◆ AIM
Wherever the string "there" appears in a line, extract that line.

[Stored data]
----------

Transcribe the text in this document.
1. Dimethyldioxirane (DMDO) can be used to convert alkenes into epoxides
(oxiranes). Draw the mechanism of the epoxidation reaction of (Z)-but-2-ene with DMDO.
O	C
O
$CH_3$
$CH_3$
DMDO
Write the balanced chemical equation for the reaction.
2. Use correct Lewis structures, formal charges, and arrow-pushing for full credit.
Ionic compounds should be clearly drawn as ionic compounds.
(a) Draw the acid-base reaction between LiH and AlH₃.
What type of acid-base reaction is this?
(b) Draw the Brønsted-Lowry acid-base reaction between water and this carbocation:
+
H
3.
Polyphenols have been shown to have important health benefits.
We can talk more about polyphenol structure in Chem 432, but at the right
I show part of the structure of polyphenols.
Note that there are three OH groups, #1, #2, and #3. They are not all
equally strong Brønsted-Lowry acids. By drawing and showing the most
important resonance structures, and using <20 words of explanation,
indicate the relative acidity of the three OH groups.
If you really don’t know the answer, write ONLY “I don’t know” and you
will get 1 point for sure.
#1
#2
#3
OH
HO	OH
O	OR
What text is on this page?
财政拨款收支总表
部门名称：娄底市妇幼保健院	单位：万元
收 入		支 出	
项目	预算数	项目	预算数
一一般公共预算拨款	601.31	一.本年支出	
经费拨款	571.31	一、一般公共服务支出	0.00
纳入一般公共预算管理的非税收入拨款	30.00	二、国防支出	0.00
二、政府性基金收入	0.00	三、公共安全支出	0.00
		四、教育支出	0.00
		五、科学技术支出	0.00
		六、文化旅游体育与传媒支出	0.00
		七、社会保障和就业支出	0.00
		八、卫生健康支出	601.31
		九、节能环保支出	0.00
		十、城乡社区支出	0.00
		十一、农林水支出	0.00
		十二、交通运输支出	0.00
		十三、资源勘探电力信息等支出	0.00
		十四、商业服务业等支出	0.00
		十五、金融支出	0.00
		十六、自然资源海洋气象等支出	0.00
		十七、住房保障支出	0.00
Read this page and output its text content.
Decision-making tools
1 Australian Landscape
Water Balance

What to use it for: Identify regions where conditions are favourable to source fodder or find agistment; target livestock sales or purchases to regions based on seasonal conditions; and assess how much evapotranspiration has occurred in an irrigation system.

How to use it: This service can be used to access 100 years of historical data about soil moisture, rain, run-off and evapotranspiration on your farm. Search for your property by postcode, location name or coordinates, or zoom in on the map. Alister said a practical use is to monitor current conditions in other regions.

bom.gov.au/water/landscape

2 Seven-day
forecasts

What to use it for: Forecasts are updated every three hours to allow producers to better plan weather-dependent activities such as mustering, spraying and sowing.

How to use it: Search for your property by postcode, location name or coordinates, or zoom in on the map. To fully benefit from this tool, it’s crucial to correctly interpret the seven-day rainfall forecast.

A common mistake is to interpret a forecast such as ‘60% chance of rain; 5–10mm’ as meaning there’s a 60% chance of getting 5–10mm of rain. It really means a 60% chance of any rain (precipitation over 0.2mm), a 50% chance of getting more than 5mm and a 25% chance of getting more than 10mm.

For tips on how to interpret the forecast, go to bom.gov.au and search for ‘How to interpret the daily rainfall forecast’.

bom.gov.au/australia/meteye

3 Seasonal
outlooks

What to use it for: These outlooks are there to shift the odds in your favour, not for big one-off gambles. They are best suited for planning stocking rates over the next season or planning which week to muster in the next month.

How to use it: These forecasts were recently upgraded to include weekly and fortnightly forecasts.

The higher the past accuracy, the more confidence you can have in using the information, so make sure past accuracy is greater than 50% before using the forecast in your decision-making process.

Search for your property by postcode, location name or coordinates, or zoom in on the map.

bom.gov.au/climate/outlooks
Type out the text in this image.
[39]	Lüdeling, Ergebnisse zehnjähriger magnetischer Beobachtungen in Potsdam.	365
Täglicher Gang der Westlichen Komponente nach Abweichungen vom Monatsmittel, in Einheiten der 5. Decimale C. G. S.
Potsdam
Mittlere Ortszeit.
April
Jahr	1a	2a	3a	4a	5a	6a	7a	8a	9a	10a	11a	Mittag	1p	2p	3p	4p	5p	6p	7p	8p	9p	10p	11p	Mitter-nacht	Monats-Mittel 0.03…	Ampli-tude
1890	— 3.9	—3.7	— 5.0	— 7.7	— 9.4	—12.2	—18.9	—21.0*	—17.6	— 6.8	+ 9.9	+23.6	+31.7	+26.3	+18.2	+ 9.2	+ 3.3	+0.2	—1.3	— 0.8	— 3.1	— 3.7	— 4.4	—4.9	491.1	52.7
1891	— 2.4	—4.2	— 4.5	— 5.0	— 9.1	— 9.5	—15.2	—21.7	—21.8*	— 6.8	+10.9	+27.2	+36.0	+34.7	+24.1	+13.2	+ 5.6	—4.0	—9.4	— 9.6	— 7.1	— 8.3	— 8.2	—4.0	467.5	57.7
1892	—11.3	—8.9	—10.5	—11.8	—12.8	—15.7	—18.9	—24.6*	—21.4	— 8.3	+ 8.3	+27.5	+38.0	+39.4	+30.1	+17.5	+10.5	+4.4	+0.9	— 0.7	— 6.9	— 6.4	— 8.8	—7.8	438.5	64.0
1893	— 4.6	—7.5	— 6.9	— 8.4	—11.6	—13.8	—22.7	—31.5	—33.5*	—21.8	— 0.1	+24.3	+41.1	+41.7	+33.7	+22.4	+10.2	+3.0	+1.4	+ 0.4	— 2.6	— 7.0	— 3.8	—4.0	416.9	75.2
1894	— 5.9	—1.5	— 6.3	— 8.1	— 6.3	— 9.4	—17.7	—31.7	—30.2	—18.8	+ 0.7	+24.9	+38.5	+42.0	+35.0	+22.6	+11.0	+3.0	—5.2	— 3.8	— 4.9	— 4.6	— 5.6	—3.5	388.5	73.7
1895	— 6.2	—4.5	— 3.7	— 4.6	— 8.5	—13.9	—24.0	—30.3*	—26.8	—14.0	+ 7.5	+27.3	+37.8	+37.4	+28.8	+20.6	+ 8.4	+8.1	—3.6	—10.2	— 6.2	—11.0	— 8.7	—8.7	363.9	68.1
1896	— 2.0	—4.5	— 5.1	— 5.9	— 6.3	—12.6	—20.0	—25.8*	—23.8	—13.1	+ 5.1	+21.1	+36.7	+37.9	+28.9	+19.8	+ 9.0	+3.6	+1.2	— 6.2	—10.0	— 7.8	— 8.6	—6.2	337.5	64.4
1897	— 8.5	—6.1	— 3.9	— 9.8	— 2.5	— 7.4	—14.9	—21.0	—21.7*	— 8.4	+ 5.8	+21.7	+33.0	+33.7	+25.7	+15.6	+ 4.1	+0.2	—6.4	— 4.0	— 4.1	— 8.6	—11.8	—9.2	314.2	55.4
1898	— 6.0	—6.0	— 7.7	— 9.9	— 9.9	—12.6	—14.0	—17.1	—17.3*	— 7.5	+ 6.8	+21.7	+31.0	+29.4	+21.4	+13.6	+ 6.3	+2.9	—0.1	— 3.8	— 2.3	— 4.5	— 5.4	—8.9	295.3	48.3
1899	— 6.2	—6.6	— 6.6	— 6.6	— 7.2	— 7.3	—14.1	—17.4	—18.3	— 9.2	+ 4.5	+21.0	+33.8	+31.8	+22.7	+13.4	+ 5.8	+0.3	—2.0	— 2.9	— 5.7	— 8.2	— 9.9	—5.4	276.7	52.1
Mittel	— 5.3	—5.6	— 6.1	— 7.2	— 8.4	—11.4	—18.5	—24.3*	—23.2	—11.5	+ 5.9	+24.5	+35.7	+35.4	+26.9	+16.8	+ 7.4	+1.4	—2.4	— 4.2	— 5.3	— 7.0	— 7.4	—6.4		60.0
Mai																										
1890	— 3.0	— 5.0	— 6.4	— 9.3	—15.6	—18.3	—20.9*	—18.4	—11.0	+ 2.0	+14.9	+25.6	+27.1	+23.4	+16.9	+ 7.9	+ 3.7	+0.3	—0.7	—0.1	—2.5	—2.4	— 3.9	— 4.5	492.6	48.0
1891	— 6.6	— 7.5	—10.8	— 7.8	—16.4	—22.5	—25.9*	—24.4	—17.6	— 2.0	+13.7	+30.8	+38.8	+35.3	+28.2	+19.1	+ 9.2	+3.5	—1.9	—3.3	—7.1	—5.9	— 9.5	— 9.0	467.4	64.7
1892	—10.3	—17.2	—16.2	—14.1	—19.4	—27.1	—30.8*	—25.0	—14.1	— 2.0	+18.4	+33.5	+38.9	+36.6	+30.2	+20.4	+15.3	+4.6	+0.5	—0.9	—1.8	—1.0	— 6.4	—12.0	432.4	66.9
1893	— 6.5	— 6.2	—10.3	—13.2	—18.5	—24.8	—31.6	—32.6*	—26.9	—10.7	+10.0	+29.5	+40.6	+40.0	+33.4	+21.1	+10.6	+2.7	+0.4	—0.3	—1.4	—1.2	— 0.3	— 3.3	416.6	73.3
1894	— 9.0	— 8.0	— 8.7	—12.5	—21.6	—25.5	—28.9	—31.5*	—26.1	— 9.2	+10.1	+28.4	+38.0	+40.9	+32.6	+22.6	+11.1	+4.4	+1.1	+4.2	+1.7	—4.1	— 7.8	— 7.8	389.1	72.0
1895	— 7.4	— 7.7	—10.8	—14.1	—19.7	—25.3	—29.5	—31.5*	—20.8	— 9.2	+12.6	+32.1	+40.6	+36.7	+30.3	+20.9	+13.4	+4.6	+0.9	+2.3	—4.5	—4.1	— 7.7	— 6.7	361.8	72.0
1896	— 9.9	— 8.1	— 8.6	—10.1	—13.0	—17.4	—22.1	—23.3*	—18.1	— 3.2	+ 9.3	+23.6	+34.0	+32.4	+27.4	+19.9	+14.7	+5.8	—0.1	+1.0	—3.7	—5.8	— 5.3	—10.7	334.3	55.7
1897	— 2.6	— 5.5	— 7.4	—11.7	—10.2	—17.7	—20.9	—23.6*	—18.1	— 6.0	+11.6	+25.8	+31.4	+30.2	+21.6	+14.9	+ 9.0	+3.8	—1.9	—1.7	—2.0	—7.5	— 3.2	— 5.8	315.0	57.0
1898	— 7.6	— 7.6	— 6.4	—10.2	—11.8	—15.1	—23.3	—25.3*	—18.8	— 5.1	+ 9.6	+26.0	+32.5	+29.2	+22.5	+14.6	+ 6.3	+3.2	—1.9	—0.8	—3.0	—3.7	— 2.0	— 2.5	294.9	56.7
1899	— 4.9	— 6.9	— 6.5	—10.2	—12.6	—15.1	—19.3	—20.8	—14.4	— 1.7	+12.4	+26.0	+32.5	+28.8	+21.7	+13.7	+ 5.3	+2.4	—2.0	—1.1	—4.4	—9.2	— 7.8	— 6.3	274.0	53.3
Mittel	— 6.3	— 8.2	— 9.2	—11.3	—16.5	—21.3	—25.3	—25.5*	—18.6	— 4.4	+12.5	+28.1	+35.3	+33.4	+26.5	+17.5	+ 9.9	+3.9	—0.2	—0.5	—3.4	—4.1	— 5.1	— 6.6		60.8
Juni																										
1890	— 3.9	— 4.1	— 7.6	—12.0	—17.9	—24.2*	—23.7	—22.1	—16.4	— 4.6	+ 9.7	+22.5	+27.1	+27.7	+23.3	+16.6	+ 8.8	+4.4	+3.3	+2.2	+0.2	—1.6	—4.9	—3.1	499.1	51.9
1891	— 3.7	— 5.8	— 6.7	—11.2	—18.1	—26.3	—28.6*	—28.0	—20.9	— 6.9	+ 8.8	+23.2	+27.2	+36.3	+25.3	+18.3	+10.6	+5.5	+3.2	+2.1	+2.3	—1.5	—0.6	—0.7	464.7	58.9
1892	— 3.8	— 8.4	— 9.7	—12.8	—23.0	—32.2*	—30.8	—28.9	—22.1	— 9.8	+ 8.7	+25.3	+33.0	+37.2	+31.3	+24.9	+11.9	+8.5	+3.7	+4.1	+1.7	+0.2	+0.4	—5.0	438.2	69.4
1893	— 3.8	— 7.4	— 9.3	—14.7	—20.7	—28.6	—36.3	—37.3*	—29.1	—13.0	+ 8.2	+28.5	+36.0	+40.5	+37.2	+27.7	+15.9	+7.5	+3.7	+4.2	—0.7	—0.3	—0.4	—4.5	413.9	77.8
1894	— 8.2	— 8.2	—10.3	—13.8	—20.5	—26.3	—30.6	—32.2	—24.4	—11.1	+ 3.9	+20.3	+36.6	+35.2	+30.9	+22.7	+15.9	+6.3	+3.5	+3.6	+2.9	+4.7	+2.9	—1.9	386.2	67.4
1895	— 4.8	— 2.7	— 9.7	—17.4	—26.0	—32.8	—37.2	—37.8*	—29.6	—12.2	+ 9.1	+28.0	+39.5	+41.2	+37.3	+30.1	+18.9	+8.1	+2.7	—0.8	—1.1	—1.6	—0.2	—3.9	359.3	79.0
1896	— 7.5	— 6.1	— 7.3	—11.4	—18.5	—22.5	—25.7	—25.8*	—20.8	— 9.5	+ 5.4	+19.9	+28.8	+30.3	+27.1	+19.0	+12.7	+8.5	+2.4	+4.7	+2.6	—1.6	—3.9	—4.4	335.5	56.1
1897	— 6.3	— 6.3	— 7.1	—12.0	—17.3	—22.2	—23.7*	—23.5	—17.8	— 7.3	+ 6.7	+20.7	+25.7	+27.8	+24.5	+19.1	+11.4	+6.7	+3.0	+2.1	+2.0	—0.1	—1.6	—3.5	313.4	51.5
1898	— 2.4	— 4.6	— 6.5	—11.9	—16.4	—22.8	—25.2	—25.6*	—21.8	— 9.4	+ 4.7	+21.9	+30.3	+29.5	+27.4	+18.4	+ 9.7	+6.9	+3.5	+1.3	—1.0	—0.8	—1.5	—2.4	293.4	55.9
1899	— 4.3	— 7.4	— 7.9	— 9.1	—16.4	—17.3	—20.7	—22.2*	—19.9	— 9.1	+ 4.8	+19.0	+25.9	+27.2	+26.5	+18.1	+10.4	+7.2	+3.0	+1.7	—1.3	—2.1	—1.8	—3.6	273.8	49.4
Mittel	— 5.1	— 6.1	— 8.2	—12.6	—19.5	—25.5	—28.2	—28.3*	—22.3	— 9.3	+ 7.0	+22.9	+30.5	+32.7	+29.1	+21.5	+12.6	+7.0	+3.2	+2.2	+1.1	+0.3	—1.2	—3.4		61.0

----------

◆ FULL OUTPUT
Note that there are three OH groups, #1, #2, and #3. They are not all
A common mistake is to interpret a forecast such as ‘60% chance of rain; 5–10mm’ as meaning there’s a 60% chance of getting 5–10mm of rain. It really means a 60% chance of any rain (precipitation over 0.2mm), a 50% chance of getting more than 5mm and a 25% chance of getting more than 10mm.
What to use it for: These outlooks are there to shift the odds in your favour, not for big one-off gambles. They are best suited for planning stocking rates over the next season or planning which week to muster in the next month.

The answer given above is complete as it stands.